Brief:
Using the excerpt on bootstrap confidence intervals, answer these questions:
1. How many rows does line_b contain?
2. Which interval does the excerpt say doesn't go down far enough?
3. Which transformation does cor.test use?

Document excerpt:
::::
That looks about right.

Getting the BCA interval 2/2

Inputs to bcanon are now:
- row numbers (1 through 12 in our case: 12 rows in line_b)
- number of bootstrap samples
- the function we just wrote
- the data frame:

points=bcanon(1:12, 1000, theta, line_b)$confpoints
points %>% as_tibble() %>% 
  filter(alpha %in% c(0.025, 0.975)) %>% 
  pull(`bca point`) -> b_bca
b_bca

[1] 0.9314334 0.9947799

Comparing the results

tibble(limit=my_names, o_c, b_p, b_bca)

The bootstrap percentile interval doesn’t go down far enough.
The BCA interval seems to do a better job in capturing the skewness of the distribution.
The ordinary confidence interval for the correlation is very similar to the BCA one, and thus seems to be trustworthy here even though the correlation has a very skewed distribution. (cor.test uses the Fisher \(z\) transformation which “spreads out” correlations close to 1).

The \(z\)-transformed bootstrapped correlations

cors %>% 
  mutate(z = 0.5 * log((1+my_cor)/(1-my_cor))) %>% 
  ggplot(aes(sample=z)) + stat_qq() + stat_qq_line()
::::
Stored rows:
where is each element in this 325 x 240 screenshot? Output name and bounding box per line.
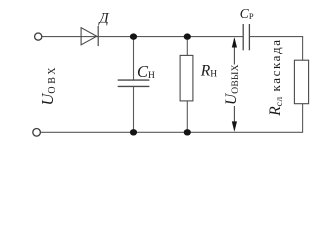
diode Д (cathode bar) xyxy=(97,26,99,46)
input terminal (top) xyxy=(35,33,42,40)
wire: Rн bottom to bottom rail xyxy=(186,101,188,132)
resistor Rсл (next stage input resistance) xyxy=(294,60,308,103)
capacitor Cр (left plate) xyxy=(242,24,244,50)
svg-text:CР: CР xyxy=(240,6,254,21)
Uо.вых dimension arrow (upper segment with arrowhead) xyxy=(232,37,237,64)
svg-text:RН: RН xyxy=(200,62,217,79)
svg-text:UОВЫХ: UОВЫХ xyxy=(223,64,241,105)
Uо.вых dimension arrow (lower segment with arrowhead) xyxy=(232,106,237,132)
wire: top rail (input terminal to Cр left plate) xyxy=(42,36,243,38)
resistor Rн xyxy=(180,55,193,101)
junction: diode cathode / Cн top xyxy=(130,33,137,39)
capacitor Cн (top plate) xyxy=(118,79,150,81)
capacitor Cр (right plate) xyxy=(248,24,250,50)
junction: Rн bottom / bottom rail xyxy=(184,129,191,135)
svg-text:CН: CН xyxy=(137,62,155,81)
wire: top rail (Cр right plate to top-right corner) xyxy=(249,36,303,38)
input terminal (bottom) xyxy=(33,129,41,137)
svg-text:Rсл каскада: Rсл каскада xyxy=(267,38,285,116)
wire: Cн bottom plate to bottom rail xyxy=(133,86,135,132)
diode Д (anode triangle) xyxy=(81,28,97,45)
wire: Cн branch, top rail to Cн top plate xyxy=(133,37,135,81)
junction: top rail / Rн top xyxy=(184,33,191,39)
junction: Cн bottom / bottom rail xyxy=(130,129,137,135)
wire: Rн branch, top rail to Rн top xyxy=(186,37,188,56)
svg-text:Д: Д xyxy=(97,10,109,26)
svg-text:UОВХ: UОВХ xyxy=(38,65,58,106)
wire: right branch, corner down to Rсл top xyxy=(302,36,304,60)
capacitor Cн (bottom plate) xyxy=(118,85,150,87)
wire: bottom rail xyxy=(40,131,303,133)
wire: Rсл bottom to bottom rail xyxy=(302,104,304,133)
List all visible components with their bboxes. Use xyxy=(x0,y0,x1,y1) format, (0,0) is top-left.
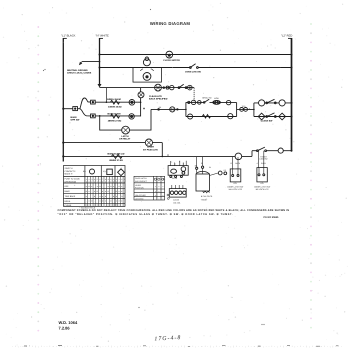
svg-text:CLOCK MOTOR: CLOCK MOTOR xyxy=(163,59,180,62)
svg-text:DO. DO.: DO. DO. xyxy=(173,202,181,205)
svg-text:o: o xyxy=(155,195,156,197)
svg-text:"N" WHITE: "N" WHITE xyxy=(96,35,109,38)
svg-text:BAKE: BAKE xyxy=(71,116,78,119)
svg-text:"OFF" OR "RELAXED" POSITION: "OFF" OR "RELAXED" POSITION. ① INDICATES… xyxy=(58,213,233,216)
svg-text:x: x xyxy=(119,204,120,207)
svg-text:TIME BAKE: TIME BAKE xyxy=(65,195,76,198)
svg-text:x: x xyxy=(105,200,106,203)
svg-text:BR.: BR. xyxy=(83,170,86,173)
svg-text:x: x xyxy=(102,195,103,198)
svg-text:LATCH: LATCH xyxy=(121,135,129,138)
svg-text:GHTR: GHTR xyxy=(172,177,178,180)
svg-text:o: o xyxy=(162,195,163,197)
svg-text:o: o xyxy=(158,191,159,193)
svg-text:DO.: DO. xyxy=(261,182,265,185)
svg-text:B-THL PR-78: B-THL PR-78 xyxy=(201,195,212,198)
svg-text:o: o xyxy=(158,186,159,188)
svg-text:x: x xyxy=(105,190,106,193)
svg-text:o: o xyxy=(155,191,156,193)
svg-text:K1: K1 xyxy=(163,178,165,181)
svg-text:7.2.86: 7.2.86 xyxy=(59,325,71,330)
svg-text:CLEAN SW: CLEAN SW xyxy=(261,120,274,123)
svg-text:3400W 16.9Ω: 3400W 16.9Ω xyxy=(108,106,122,109)
svg-text:x: x xyxy=(102,190,103,193)
svg-text:UNLATCHED: UNLATCHED xyxy=(135,194,147,197)
svg-text:2850W 27.9Ω: 2850W 27.9Ω xyxy=(109,159,123,162)
svg-text:x: x xyxy=(97,185,98,188)
svg-text:o: o xyxy=(158,198,159,200)
svg-text:DR RELAY: DR RELAY xyxy=(119,138,131,141)
svg-text:DOOR LATCH SW: DOOR LATCH SW xyxy=(254,185,270,188)
svg-text:x: x xyxy=(97,204,98,207)
svg-text:o: o xyxy=(162,198,163,200)
svg-text:W: W xyxy=(209,166,211,169)
svg-text:DO.: DO. xyxy=(234,182,238,185)
svg-text:LINER: LINER xyxy=(147,146,154,149)
svg-text:x: x xyxy=(86,195,87,198)
svg-text:BAKE ELEM: BAKE ELEM xyxy=(108,112,121,115)
svg-text:CLEAN: CLEAN xyxy=(65,204,72,207)
svg-text:CLEAN LITE: CLEAN LITE xyxy=(149,95,162,98)
svg-text:PD NO 55555: PD NO 55555 xyxy=(264,216,280,219)
svg-text:SW CONTACT: SW CONTACT xyxy=(135,180,148,183)
svg-text:"L1" BLACK: "L1" BLACK xyxy=(61,35,76,38)
svg-text:x: x xyxy=(113,204,114,207)
svg-text:BROIL: BROIL xyxy=(65,200,72,203)
svg-text:x: x xyxy=(99,200,100,203)
svg-text:MADE ①: MADE ① xyxy=(65,172,73,175)
svg-text:BROIL ELEM: BROIL ELEM xyxy=(107,98,121,101)
svg-text:CHECK LOCAL CODES: CHECK LOCAL CODES xyxy=(67,72,92,75)
svg-text:2850W 27.9Ω: 2850W 27.9Ω xyxy=(108,120,122,123)
svg-text:BY PASS LITE: BY PASS LITE xyxy=(143,148,158,151)
svg-text:x: x xyxy=(110,204,111,207)
svg-text:OVEN LITE SW: OVEN LITE SW xyxy=(185,70,202,73)
svg-text:o: o xyxy=(162,186,163,188)
svg-text:x: x xyxy=(119,190,120,193)
svg-text:BR LOCK LITE: BR LOCK LITE xyxy=(256,188,270,191)
svg-text:POSITION: POSITION xyxy=(135,187,144,190)
svg-text:PUSH TO COOK: PUSH TO COOK xyxy=(65,178,81,181)
svg-text:x: x xyxy=(121,190,122,193)
svg-text:x: x xyxy=(116,195,117,198)
svg-text:4: 4 xyxy=(257,162,258,165)
svg-text:x: x xyxy=(89,190,90,193)
svg-text:x: x xyxy=(86,185,87,188)
svg-text:CLEAN: CLEAN xyxy=(173,198,180,201)
svg-text:x: x xyxy=(94,190,95,193)
svg-text:MOD: MOD xyxy=(214,97,219,100)
svg-text:B-CH: B-CH xyxy=(236,162,241,165)
svg-text:OPERATION: OPERATION xyxy=(65,180,77,183)
svg-text:SWITCH: SWITCH xyxy=(65,167,73,170)
svg-text:x: x xyxy=(91,185,92,188)
svg-text:x: x xyxy=(121,200,122,203)
svg-text:o: o xyxy=(155,186,156,188)
svg-text:x: x xyxy=(121,185,122,188)
svg-text:LOW SW: LOW SW xyxy=(260,158,268,161)
svg-text:WH LOCK LITE: WH LOCK LITE xyxy=(229,188,243,191)
svg-text:THMST: THMST xyxy=(201,199,208,202)
svg-text:x: x xyxy=(108,185,109,188)
svg-text:DOOR LATCH: DOOR LATCH xyxy=(135,177,147,180)
svg-text:x: x xyxy=(86,204,87,207)
svg-text:OPR SW: OPR SW xyxy=(71,119,81,122)
svg-text:NEUTRAL GROUND: NEUTRAL GROUND xyxy=(67,69,88,72)
svg-text:x: x xyxy=(116,200,117,203)
svg-text:DOOR LATCH SW: DOOR LATCH SW xyxy=(227,185,243,188)
svg-text:COMPONENT SYMBOLS DO NOT R: COMPONENT SYMBOLS DO NOT REFLECT TRUE CO… xyxy=(58,209,290,212)
svg-text:x: x xyxy=(89,200,90,203)
svg-text:x: x xyxy=(99,195,100,198)
svg-text:SQ.: SQ. xyxy=(103,170,107,173)
svg-text:R-CH: R-CH xyxy=(261,162,266,165)
svg-text:BROIL SW: BROIL SW xyxy=(202,97,211,100)
svg-text:CONTACTS: CONTACTS xyxy=(65,170,77,173)
svg-text:"L2" RED: "L2" RED xyxy=(281,35,292,38)
svg-text:x: x xyxy=(113,185,114,188)
svg-text:x: x xyxy=(94,204,95,207)
svg-text:BAKE: BAKE xyxy=(65,190,71,193)
svg-text:BACK SPECIFIED: BACK SPECIFIED xyxy=(149,98,168,101)
svg-text:LATCHED: LATCHED xyxy=(135,198,144,201)
svg-text:BAKE ELEM LID: BAKE ELEM LID xyxy=(107,152,124,155)
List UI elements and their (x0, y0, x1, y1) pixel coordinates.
::::
Response:
1. Twelve rows.
2. The bootstrap percentile interval.
3. The Fisher z transformation.